Collect all the lines that mention the word "text".
------ MATERIALS PROVIDED ------
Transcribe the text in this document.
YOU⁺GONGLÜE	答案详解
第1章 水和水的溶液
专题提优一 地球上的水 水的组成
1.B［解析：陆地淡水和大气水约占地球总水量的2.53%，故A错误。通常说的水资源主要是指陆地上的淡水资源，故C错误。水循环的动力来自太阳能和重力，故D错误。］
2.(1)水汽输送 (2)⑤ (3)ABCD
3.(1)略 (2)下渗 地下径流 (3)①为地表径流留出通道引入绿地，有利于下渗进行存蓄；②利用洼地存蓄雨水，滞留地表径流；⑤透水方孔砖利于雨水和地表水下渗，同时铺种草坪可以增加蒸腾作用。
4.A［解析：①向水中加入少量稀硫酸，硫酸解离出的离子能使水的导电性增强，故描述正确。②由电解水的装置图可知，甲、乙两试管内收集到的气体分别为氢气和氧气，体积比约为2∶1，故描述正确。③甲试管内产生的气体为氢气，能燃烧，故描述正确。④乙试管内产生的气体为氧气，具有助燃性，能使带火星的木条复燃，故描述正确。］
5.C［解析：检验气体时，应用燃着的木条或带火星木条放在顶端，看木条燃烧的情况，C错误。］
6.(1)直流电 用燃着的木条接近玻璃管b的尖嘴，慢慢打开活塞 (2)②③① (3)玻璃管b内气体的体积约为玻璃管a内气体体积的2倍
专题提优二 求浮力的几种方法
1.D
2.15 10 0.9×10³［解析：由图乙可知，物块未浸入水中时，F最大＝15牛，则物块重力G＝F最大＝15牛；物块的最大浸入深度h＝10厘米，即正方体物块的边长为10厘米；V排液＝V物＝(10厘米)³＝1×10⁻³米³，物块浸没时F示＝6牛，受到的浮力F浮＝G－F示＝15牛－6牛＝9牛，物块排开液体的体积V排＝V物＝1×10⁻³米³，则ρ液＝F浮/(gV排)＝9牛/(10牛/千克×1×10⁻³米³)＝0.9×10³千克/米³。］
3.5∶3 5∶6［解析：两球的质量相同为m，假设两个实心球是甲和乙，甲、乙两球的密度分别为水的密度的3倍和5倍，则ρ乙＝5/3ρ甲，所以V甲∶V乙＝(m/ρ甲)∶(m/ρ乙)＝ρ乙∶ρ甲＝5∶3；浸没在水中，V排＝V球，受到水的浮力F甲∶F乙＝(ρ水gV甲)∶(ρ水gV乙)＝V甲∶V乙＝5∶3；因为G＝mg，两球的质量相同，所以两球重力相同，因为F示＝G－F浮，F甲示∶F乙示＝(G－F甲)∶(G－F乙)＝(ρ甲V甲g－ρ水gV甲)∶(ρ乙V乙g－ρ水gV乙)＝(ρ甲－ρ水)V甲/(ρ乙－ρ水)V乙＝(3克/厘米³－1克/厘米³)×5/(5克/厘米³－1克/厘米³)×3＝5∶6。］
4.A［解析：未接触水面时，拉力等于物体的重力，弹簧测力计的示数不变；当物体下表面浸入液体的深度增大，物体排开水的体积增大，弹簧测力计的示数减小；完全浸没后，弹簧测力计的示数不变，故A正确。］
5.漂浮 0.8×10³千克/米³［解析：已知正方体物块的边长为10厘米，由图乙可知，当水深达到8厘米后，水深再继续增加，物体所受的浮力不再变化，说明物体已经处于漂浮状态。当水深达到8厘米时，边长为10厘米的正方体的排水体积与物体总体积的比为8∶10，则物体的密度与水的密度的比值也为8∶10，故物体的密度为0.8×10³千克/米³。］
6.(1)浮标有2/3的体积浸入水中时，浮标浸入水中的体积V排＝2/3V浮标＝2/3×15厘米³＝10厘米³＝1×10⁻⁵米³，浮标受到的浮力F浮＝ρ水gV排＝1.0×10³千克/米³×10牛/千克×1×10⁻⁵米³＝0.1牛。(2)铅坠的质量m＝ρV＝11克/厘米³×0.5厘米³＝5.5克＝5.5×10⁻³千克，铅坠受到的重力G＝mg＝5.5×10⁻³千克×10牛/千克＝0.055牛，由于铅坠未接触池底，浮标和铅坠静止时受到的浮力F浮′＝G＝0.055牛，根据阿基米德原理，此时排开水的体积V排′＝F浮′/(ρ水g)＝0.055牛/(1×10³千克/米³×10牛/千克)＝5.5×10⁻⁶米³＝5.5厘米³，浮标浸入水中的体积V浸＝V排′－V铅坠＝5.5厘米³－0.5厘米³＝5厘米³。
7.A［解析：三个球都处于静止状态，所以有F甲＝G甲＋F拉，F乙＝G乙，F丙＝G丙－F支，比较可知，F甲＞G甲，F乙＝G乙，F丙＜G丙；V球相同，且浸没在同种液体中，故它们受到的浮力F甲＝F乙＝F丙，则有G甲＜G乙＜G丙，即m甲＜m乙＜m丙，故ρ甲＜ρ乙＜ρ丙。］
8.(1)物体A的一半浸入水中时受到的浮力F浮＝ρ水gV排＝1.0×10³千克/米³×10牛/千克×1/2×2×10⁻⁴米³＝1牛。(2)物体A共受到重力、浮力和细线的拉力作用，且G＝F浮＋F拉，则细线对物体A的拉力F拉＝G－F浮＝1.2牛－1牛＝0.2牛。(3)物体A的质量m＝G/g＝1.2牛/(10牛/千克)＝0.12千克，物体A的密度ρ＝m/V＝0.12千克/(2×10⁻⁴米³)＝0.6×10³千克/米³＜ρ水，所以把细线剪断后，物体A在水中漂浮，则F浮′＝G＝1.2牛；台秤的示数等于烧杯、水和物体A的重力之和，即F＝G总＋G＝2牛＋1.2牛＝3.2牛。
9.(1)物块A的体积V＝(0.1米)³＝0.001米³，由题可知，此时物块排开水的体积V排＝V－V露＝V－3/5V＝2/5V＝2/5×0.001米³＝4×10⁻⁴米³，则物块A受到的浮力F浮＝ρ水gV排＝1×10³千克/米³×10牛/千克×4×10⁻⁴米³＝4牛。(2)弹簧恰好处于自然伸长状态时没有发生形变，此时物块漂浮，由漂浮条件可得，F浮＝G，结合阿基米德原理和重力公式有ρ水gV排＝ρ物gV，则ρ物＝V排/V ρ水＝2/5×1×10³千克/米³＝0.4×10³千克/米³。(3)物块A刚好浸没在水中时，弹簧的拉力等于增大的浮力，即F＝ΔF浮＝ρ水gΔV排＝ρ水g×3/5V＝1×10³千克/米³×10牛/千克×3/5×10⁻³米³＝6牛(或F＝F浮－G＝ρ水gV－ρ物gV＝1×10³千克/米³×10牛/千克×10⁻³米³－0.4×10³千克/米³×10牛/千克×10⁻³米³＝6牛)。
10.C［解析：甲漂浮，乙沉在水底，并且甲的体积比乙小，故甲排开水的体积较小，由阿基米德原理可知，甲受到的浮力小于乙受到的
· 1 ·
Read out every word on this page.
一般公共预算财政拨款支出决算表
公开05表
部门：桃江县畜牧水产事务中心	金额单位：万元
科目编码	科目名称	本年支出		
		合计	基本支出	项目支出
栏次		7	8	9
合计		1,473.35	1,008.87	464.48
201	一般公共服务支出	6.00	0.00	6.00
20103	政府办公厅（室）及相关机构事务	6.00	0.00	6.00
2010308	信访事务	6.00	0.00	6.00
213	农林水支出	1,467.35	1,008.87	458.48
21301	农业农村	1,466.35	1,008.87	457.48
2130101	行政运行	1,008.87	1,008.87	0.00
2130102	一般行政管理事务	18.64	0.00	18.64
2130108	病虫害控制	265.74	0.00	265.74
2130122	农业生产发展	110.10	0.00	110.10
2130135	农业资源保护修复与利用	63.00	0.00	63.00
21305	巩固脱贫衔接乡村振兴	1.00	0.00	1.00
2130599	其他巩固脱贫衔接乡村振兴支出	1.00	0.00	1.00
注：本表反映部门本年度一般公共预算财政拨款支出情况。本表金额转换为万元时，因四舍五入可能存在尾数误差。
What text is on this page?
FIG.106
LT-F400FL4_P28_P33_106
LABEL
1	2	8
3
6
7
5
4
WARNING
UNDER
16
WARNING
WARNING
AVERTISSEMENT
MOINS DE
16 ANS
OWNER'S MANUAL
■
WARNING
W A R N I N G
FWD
------
**RESULT OF THE EXERCISE:**
Transcribe the text in this document.
What text is on this page?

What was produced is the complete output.